**STATED TASK**
Below is a listing; reproduce each line of it exactly.

**DATA ROWS**
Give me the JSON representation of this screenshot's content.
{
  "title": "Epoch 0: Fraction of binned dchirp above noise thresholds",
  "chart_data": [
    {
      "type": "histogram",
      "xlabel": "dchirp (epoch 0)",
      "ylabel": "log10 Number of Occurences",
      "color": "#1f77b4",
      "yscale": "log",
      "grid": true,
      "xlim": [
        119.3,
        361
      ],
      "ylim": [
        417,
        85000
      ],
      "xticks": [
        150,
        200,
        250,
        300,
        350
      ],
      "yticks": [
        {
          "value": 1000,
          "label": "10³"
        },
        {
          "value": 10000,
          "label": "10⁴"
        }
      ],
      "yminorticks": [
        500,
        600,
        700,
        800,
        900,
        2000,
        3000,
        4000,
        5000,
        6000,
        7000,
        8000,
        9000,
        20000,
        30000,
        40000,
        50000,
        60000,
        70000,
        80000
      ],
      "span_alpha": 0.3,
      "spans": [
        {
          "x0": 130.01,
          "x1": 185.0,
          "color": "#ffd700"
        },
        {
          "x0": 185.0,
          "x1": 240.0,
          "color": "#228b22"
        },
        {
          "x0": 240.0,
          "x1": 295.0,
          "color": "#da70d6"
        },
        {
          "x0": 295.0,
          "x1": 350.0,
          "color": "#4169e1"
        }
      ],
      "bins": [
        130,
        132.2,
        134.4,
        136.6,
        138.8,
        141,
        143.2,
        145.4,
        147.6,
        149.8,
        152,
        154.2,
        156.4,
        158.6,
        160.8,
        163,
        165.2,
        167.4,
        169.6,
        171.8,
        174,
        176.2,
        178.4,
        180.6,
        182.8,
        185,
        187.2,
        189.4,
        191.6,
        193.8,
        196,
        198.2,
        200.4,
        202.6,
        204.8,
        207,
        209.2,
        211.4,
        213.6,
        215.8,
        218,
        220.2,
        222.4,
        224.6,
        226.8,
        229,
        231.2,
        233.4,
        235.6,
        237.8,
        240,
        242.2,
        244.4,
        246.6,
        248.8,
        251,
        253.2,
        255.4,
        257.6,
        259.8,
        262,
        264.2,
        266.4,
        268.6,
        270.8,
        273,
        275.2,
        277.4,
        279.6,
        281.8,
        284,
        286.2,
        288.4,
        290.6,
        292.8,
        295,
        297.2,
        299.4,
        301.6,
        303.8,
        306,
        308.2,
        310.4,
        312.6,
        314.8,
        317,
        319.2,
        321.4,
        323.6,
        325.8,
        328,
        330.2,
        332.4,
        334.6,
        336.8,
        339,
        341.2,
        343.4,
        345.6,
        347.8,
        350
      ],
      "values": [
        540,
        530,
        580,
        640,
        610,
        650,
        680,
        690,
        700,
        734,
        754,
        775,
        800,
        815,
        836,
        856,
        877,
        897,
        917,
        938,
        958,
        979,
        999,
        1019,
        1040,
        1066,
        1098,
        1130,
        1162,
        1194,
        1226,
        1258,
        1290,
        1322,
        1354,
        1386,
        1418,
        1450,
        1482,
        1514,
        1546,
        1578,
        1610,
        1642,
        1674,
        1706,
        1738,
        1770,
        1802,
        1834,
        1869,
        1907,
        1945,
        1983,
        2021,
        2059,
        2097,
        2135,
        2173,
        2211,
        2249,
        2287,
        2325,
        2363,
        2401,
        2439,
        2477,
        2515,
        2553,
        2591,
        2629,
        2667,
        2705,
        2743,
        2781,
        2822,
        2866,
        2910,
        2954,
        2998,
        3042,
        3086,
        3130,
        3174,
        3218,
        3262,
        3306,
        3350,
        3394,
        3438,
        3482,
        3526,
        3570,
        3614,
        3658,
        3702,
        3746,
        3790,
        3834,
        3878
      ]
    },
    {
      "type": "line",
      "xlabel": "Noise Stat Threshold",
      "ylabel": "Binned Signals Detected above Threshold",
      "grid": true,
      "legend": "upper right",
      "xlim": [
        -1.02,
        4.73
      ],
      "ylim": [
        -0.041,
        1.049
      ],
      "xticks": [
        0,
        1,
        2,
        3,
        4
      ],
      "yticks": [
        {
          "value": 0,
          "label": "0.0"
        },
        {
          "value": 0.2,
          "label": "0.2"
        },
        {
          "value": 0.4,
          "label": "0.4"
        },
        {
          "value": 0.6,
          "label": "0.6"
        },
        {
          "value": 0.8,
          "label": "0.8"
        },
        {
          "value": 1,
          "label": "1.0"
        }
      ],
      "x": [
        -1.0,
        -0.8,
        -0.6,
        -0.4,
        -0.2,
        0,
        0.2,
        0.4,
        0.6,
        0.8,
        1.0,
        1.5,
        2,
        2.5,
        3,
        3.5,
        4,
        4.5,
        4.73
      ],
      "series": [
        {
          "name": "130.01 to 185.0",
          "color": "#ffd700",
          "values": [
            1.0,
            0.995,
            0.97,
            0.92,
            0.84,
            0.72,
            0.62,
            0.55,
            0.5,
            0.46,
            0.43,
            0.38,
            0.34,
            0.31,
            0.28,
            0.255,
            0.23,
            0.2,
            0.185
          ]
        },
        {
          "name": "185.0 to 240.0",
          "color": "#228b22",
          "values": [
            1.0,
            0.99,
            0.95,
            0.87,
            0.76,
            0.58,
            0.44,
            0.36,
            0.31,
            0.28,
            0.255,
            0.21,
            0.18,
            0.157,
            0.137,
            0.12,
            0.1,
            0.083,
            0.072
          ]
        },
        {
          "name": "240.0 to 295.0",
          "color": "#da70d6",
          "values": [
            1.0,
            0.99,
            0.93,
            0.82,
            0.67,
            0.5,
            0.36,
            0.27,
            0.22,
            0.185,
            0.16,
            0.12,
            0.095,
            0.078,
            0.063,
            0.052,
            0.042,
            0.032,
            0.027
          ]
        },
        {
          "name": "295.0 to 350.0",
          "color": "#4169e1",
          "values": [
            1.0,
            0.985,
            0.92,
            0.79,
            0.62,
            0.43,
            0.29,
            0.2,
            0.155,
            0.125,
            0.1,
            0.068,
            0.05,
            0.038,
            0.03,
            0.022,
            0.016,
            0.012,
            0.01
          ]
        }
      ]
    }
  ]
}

**TASK RESPONSE**
Give me the JSON representation of this screenshot's content.
{
  "title": "Epoch 0: Fraction of binned dchirp above noise thresholds",
  "chart_data": [
    {
      "type": "histogram",
      "xlabel": "dchirp (epoch 0)",
      "ylabel": "log10 Number of Occurences",
      "color": "#1f77b4",
      "yscale": "log",
      "grid": true,
      "xlim": [
        119.3,
        361
      ],
      "ylim": [
        417,
        85000
      ],
      "xticks": [
        150,
        200,
        250,
        300,
        350
      ],
      "yticks": [
        {
          "value": 1000,
          "label": "10³"
        },
        {
          "value": 10000,
          "label": "10⁴"
        }
      ],
      "yminorticks": [
        500,
        600,
        700,
        800,
        900,
        2000,
        3000,
        4000,
        5000,
        6000,
        7000,
        8000,
        9000,
        20000,
        30000,
        40000,
        50000,
        60000,
        70000,
        80000
      ],
      "span_alpha": 0.3,
      "spans": [
        {
          "x0": 130.01,
          "x1": 185.0,
          "color": "#ffd700"
        },
        {
          "x0": 185.0,
          "x1": 240.0,
          "color": "#228b22"
        },
        {
          "x0": 240.0,
          "x1": 295.0,
          "color": "#da70d6"
        },
        {
          "x0": 295.0,
          "x1": 350.0,
          "color": "#4169e1"
        }
      ],
      "bins": [
        130,
        132.2,
        134.4,
        136.6,
        138.8,
        141,
        143.2,
        145.4,
        147.6,
        149.8,
        152,
        154.2,
        156.4,
        158.6,
        160.8,
        163,
        165.2,
        167.4,
        169.6,
        171.8,
        174,
        176.2,
        178.4,
        180.6,
        182.8,
        185,
        187.2,
        189.4,
        191.6,
        193.8,
        196,
        198.2,
        200.4,
        202.6,
        204.8,
        207,
        209.2,
        211.4,
        213.6,
        215.8,
        218,
        220.2,
        222.4,
        224.6,
        226.8,
        229,
        231.2,
        233.4,
        235.6,
        237.8,
        240,
        242.2,
        244.4,
        246.6,
        248.8,
        251,
        253.2,
        255.4,
        257.6,
        259.8,
        262,
        264.2,
        266.4,
        268.6,
        270.8,
        273,
        275.2,
        277.4,
        279.6,
        281.8,
        284,
        286.2,
        288.4,
        290.6,
        292.8,
        295,
        297.2,
        299.4,
        301.6,
        303.8,
        306,
        308.2,
        310.4,
        312.6,
        314.8,
        317,
        319.2,
        321.4,
        323.6,
        325.8,
        328,
        330.2,
        332.4,
        334.6,
        336.8,
        339,
        341.2,
        343.4,
        345.6,
        347.8,
        350
      ],
      "values": [
        540,
        530,
        580,
        640,
        610,
        650,
        680,
        690,
        700,
        734,
        754,
        775,
        800,
        815,
        836,
        856,
        877,
        897,
        917,
        938,
        958,
        979,
        999,
        1019,
        1040,
        1066,
        1098,
        1130,
        1162,
        1194,
        1226,
        1258,
        1290,
        1322,
        1354,
        1386,
        1418,
        1450,
        1482,
        1514,
        1546,
        1578,
        1610,
        1642,
        1674,
        1706,
        1738,
        1770,
        1802,
        1834,
        1869,
        1907,
        1945,
        1983,
        2021,
        2059,
        2097,
        2135,
        2173,
        2211,
        2249,
        2287,
        2325,
        2363,
        2401,
        2439,
        2477,
        2515,
        2553,
        2591,
        2629,
        2667,
        2705,
        2743,
        2781,
        2822,
        2866,
        2910,
        2954,
        2998,
        3042,
        3086,
        3130,
        3174,
        3218,
        3262,
        3306,
        3350,
        3394,
        3438,
        3482,
        3526,
        3570,
        3614,
        3658,
        3702,
        3746,
        3790,
        3834,
        3878
      ]
    },
    {
      "type": "line",
      "xlabel": "Noise Stat Threshold",
      "ylabel": "Binned Signals Detected above Threshold",
      "grid": true,
      "legend": "upper right",
      "xlim": [
        -1.02,
        4.73
      ],
      "ylim": [
        -0.041,
        1.049
      ],
      "xticks": [
        0,
        1,
        2,
        3,
        4
      ],
      "yticks": [
        {
          "value": 0,
          "label": "0.0"
        },
        {
          "value": 0.2,
          "label": "0.2"
        },
        {
          "value": 0.4,
          "label": "0.4"
        },
        {
          "value": 0.6,
          "label": "0.6"
        },
        {
          "value": 0.8,
          "label": "0.8"
        },
        {
          "value": 1,
          "label": "1.0"
        }
      ],
      "x": [
        -1.0,
        -0.8,
        -0.6,
        -0.4,
        -0.2,
        0,
        0.2,
        0.4,
        0.6,
        0.8,
        1.0,
        1.5,
        2,
        2.5,
        3,
        3.5,
        4,
        4.5,
        4.73
      ],
      "series": [
        {
          "name": "130.01 to 185.0",
          "color": "#ffd700",
          "values": [
            1.0,
            0.995,
            0.97,
            0.92,
            0.84,
            0.72,
            0.62,
            0.55,
            0.5,
            0.46,
            0.43,
            0.38,
            0.34,
            0.31,
            0.28,
            0.255,
            0.23,
            0.2,
            0.185
          ]
        },
        {
          "name": "185.0 to 240.0",
          "color": "#228b22",
          "values": [
            1.0,
            0.99,
            0.95,
            0.87,
            0.76,
            0.58,
            0.44,
            0.36,
            0.31,
            0.28,
            0.255,
            0.21,
            0.18,
            0.157,
            0.137,
            0.12,
            0.1,
            0.083,
            0.072
          ]
        },
        {
          "name": "240.0 to 295.0",
          "color": "#da70d6",
          "values": [
            1.0,
            0.99,
            0.93,
            0.82,
            0.67,
            0.5,
            0.36,
            0.27,
            0.22,
            0.185,
            0.16,
            0.12,
            0.095,
            0.078,
            0.063,
            0.052,
            0.042,
            0.032,
            0.027
          ]
        },
        {
          "name": "295.0 to 350.0",
          "color": "#4169e1",
          "values": [
            1.0,
            0.985,
            0.92,
            0.79,
            0.62,
            0.43,
            0.29,
            0.2,
            0.155,
            0.125,
            0.1,
            0.068,
            0.05,
            0.038,
            0.03,
            0.022,
            0.016,
            0.012,
            0.01
          ]
        }
      ]
    }
  ]
}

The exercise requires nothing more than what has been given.